• _Records excerpted from a collection_:
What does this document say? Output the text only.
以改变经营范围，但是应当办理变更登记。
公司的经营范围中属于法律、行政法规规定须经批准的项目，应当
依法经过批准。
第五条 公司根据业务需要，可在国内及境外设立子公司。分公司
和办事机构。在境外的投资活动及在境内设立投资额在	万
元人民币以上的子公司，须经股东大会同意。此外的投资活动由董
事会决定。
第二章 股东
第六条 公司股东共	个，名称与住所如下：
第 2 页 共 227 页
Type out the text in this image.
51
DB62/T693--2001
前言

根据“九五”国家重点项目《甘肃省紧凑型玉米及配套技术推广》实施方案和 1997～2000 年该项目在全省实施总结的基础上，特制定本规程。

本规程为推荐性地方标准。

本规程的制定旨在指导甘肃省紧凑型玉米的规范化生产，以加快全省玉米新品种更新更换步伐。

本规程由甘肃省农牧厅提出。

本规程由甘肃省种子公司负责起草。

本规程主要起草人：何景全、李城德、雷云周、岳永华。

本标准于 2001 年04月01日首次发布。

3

* * *

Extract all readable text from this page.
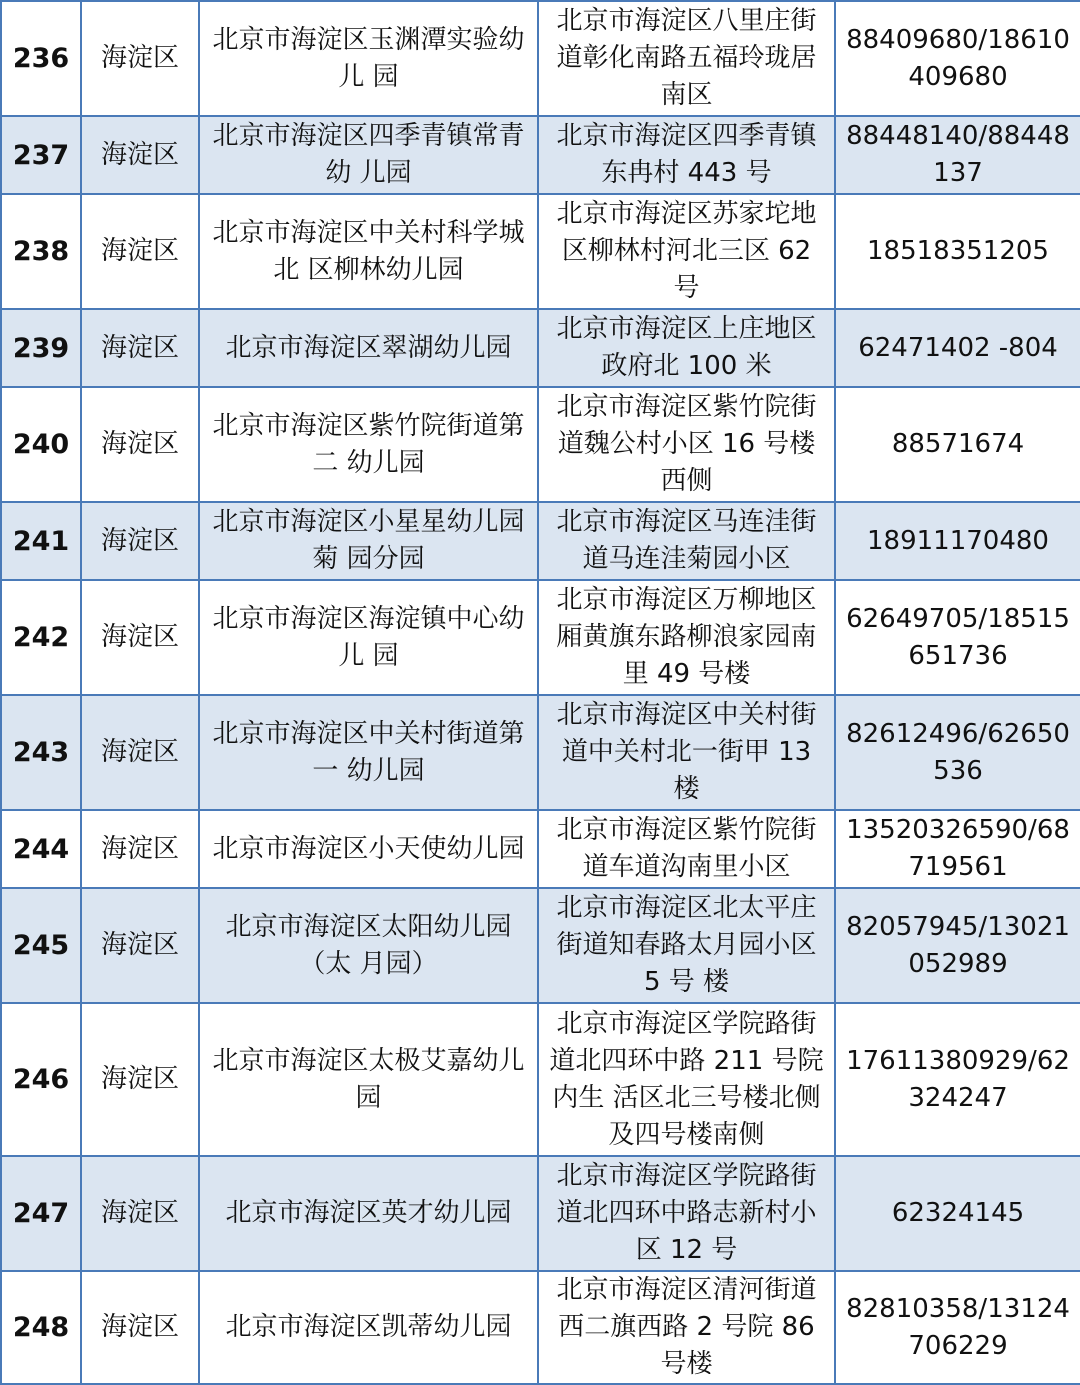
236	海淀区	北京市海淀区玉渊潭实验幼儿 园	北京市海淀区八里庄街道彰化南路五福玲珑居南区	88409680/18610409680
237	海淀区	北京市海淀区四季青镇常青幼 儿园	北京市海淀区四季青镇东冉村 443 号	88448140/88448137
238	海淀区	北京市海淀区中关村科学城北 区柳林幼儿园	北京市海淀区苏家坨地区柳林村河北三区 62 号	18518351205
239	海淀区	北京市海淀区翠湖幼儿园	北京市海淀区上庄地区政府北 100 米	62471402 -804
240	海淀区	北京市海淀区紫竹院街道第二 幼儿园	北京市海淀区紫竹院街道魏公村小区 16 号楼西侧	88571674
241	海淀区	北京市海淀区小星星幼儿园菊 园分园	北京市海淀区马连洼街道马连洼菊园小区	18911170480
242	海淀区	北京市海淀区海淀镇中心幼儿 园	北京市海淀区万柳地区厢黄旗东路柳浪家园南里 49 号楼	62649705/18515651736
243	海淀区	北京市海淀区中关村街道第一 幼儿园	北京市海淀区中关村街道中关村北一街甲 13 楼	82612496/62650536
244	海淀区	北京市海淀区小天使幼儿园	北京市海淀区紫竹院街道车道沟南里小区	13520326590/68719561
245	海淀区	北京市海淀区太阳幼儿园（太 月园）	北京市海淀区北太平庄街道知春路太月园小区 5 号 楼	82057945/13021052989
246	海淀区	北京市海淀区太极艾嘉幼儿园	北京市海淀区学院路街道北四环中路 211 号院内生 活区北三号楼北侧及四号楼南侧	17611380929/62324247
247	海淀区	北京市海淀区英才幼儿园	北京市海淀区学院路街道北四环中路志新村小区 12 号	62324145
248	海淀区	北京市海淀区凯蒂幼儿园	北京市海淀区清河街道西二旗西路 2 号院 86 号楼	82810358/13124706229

• _EXERCISE AIM_: Which lines hold the string "this"? List them all.

• _OUTPUT_:
What does this document say? Output the text only.
Type out the text in this image.
Extract all readable text from this page.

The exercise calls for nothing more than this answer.